**Request**
Find the string "Brown" in the entries and copy each line that has it.

##############################

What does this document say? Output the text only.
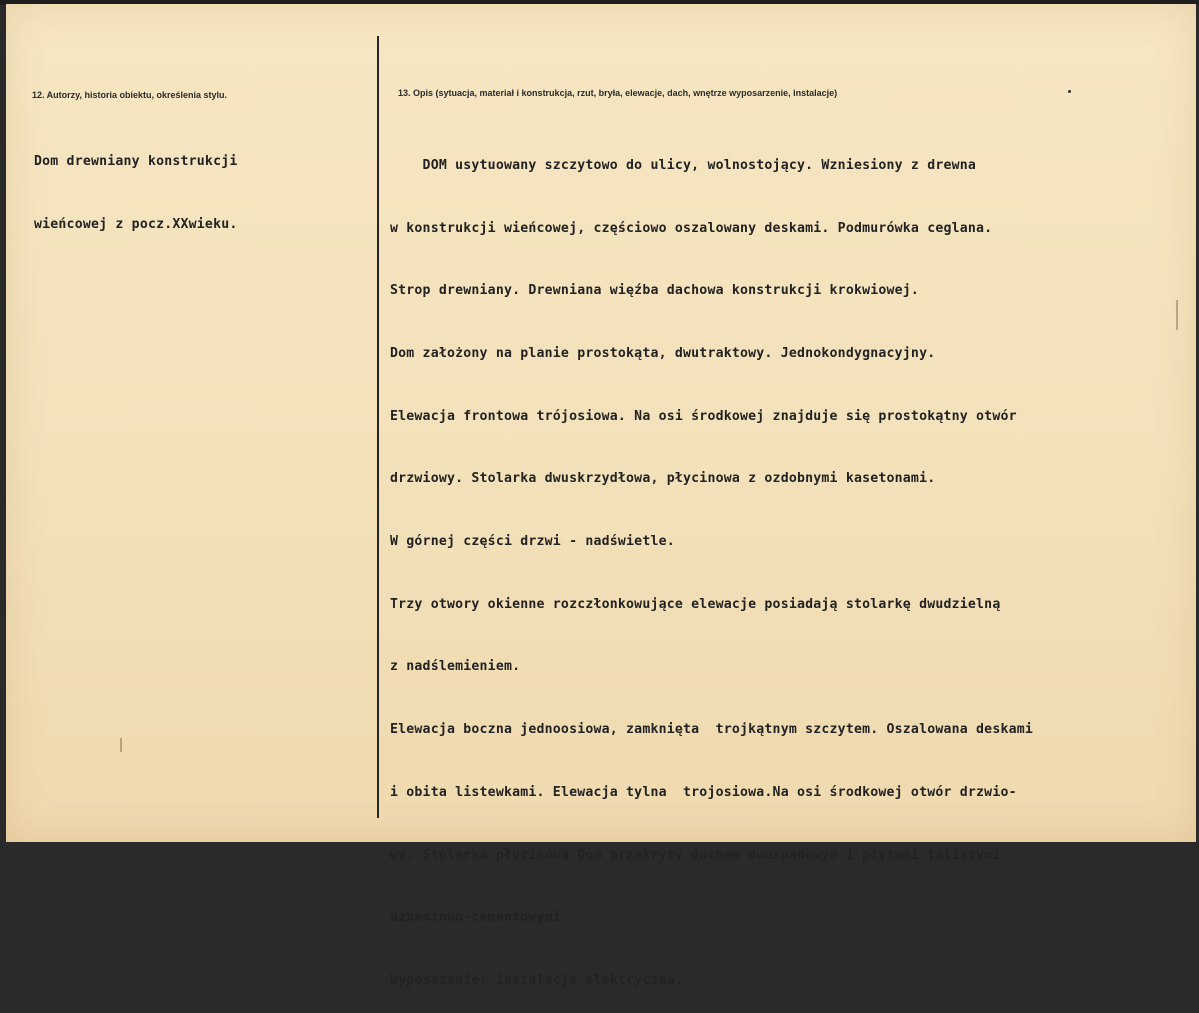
12. Autorzy, historia obiektu, określenia stylu.	13. Opis (sytuacja, materiał i konstrukcja, rzut, bryła, elewacje, dach, wnętrze wyposarzenie, instalacje)

Dom drewniany konstrukcji

wieńcowej z pocz.XXwieku.

DOM usytuowany szczytowo do ulicy, wolnostojący. Wzniesiony z drewna

w konstrukcji wieńcowej, częściowo oszalowany deskami. Podmurówka ceglana.

Strop drewniany. Drewniana więźba dachowa konstrukcji krokwiowej.

Dom założony na planie prostokąta, dwutraktowy. Jednokondygnacyjny.

Elewacja frontowa trójosiowa. Na osi środkowej znajduje się prostokątny otwór

drzwiowy. Stolarka dwuskrzydłowa, płycinowa z ozdobnymi kasetonami.

W górnej części drzwi - nadświetle.

Trzy otwory okienne rozczłonkowujące elewacje posiadają stolarkę dwudzielną

z nadślemieniem.

Elewacja boczna jednoosiowa, zamknięta  trojkątnym szczytem. Oszalowana deskami

i obita listewkami. Elewacja tylna  trojosiowa.Na osi środkowej otwór drzwio-

wy. Stolarka płycinowa.Dom przekryty dachem dwuspadowym i płytami falistymi

azbestowo-cementowymi.

Wyposażenie: instalacja elektryczna.
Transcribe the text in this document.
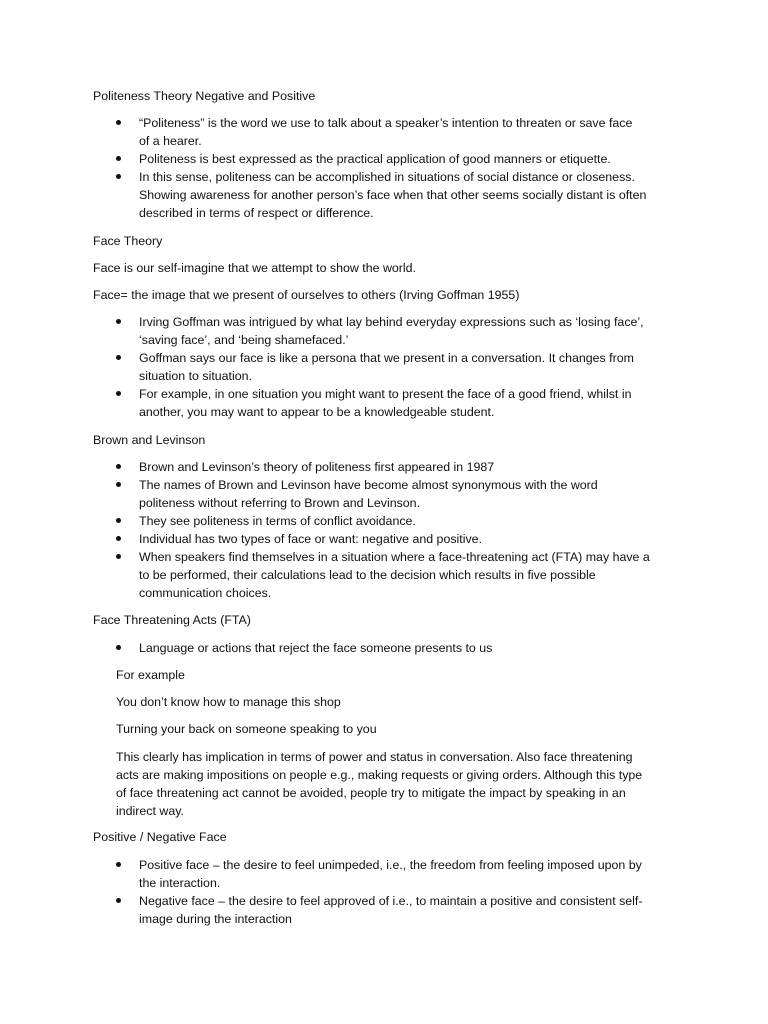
Politeness Theory Negative and Positive
“Politeness” is the word we use to talk about a speaker’s intention to threaten or save face
of a hearer.
Politeness is best expressed as the practical application of good manners or etiquette.
In this sense, politeness can be accomplished in situations of social distance or closeness.
Showing awareness for another person’s face when that other seems socially distant is often
described in terms of respect or difference.
Face Theory
Face is our self-imagine that we attempt to show the world.
Face= the image that we present of ourselves to others (Irving Goffman 1955)
Irving Goffman was intrigued by what lay behind everyday expressions such as ‘losing face’,
‘saving face’, and ‘being shamefaced.’
Goffman says our face is like a persona that we present in a conversation. It changes from
situation to situation.
For example, in one situation you might want to present the face of a good friend, whilst in
another, you may want to appear to be a knowledgeable student.
Brown and Levinson
Brown and Levinson’s theory of politeness first appeared in 1987
The names of Brown and Levinson have become almost synonymous with the word
politeness without referring to Brown and Levinson.
They see politeness in terms of conflict avoidance.
Individual has two types of face or want: negative and positive.
When speakers find themselves in a situation where a face-threatening act (FTA) may have a
to be performed, their calculations lead to the decision which results in five possible
communication choices.
Face Threatening Acts (FTA)
Language or actions that reject the face someone presents to us
For example
You don’t know how to manage this shop
Turning your back on someone speaking to you
This clearly has implication in terms of power and status in conversation. Also face threatening
acts are making impositions on people e.g., making requests or giving orders. Although this type
of face threatening act cannot be avoided, people try to mitigate the impact by speaking in an
indirect way.
Positive / Negative Face
Positive face – the desire to feel unimpeded, i.e., the freedom from feeling imposed upon by
the interaction.
Negative face – the desire to feel approved of i.e., to maintain a positive and consistent self-
image during the interaction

##############################

**Solution to this problem**
Brown and Levinson
Brown and Levinson’s theory of politeness first appeared in 1987
The names of Brown and Levinson have become almost synonymous with the word
politeness without referring to Brown and Levinson.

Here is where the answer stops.